[Dataset entries]
============================================================
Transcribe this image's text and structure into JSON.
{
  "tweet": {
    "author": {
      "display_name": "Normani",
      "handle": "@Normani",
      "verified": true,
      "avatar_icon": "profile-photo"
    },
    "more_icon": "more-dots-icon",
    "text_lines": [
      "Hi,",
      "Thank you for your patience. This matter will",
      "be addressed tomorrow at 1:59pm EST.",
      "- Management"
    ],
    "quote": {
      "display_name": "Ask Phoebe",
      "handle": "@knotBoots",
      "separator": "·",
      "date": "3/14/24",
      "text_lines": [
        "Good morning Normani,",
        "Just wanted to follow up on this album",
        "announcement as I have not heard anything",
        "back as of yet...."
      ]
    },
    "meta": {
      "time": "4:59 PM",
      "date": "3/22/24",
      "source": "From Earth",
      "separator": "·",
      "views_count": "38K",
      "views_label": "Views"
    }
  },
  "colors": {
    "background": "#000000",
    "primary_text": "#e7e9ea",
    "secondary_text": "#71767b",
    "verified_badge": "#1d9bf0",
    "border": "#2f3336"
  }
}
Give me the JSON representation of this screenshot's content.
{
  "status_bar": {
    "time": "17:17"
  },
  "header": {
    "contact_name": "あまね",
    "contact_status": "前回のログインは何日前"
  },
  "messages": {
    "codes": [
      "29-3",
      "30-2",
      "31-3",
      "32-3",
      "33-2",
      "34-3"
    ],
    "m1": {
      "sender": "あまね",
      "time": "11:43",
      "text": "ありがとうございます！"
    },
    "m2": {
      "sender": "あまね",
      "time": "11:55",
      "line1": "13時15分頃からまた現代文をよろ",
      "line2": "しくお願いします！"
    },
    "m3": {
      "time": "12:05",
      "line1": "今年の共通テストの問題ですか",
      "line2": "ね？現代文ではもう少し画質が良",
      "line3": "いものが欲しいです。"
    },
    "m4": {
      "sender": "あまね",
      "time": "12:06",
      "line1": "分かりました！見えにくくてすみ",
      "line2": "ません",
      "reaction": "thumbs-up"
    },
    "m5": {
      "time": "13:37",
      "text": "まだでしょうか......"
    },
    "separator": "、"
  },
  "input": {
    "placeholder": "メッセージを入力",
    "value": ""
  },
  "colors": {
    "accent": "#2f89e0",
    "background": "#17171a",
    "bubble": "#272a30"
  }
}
============================================================
Directions>
Extract the complete listing verbatim.

The result>
Transcribe this image's text and structure into JSON.
{
  "tweet": {
    "author": {
      "display_name": "Normani",
      "handle": "@Normani",
      "verified": true,
      "avatar_icon": "profile-photo"
    },
    "more_icon": "more-dots-icon",
    "text_lines": [
      "Hi,",
      "Thank you for your patience. This matter will",
      "be addressed tomorrow at 1:59pm EST.",
      "- Management"
    ],
    "quote": {
      "display_name": "Ask Phoebe",
      "handle": "@knotBoots",
      "separator": "·",
      "date": "3/14/24",
      "text_lines": [
        "Good morning Normani,",
        "Just wanted to follow up on this album",
        "announcement as I have not heard anything",
        "back as of yet...."
      ]
    },
    "meta": {
      "time": "4:59 PM",
      "date": "3/22/24",
      "source": "From Earth",
      "separator": "·",
      "views_count": "38K",
      "views_label": "Views"
    }
  },
  "colors": {
    "background": "#000000",
    "primary_text": "#e7e9ea",
    "secondary_text": "#71767b",
    "verified_badge": "#1d9bf0",
    "border": "#2f3336"
  }
}
Give me the JSON representation of this screenshot's content.
{
  "status_bar": {
    "time": "17:17"
  },
  "header": {
    "contact_name": "あまね",
    "contact_status": "前回のログインは何日前"
  },
  "messages": {
    "codes": [
      "29-3",
      "30-2",
      "31-3",
      "32-3",
      "33-2",
      "34-3"
    ],
    "m1": {
      "sender": "あまね",
      "time": "11:43",
      "text": "ありがとうございます！"
    },
    "m2": {
      "sender": "あまね",
      "time": "11:55",
      "line1": "13時15分頃からまた現代文をよろ",
      "line2": "しくお願いします！"
    },
    "m3": {
      "time": "12:05",
      "line1": "今年の共通テストの問題ですか",
      "line2": "ね？現代文ではもう少し画質が良",
      "line3": "いものが欲しいです。"
    },
    "m4": {
      "sender": "あまね",
      "time": "12:06",
      "line1": "分かりました！見えにくくてすみ",
      "line2": "ません",
      "reaction": "thumbs-up"
    },
    "m5": {
      "time": "13:37",
      "text": "まだでしょうか......"
    },
    "separator": "、"
  },
  "input": {
    "placeholder": "メッセージを入力",
    "value": ""
  },
  "colors": {
    "accent": "#2f89e0",
    "background": "#17171a",
    "bubble": "#272a30"
  }
}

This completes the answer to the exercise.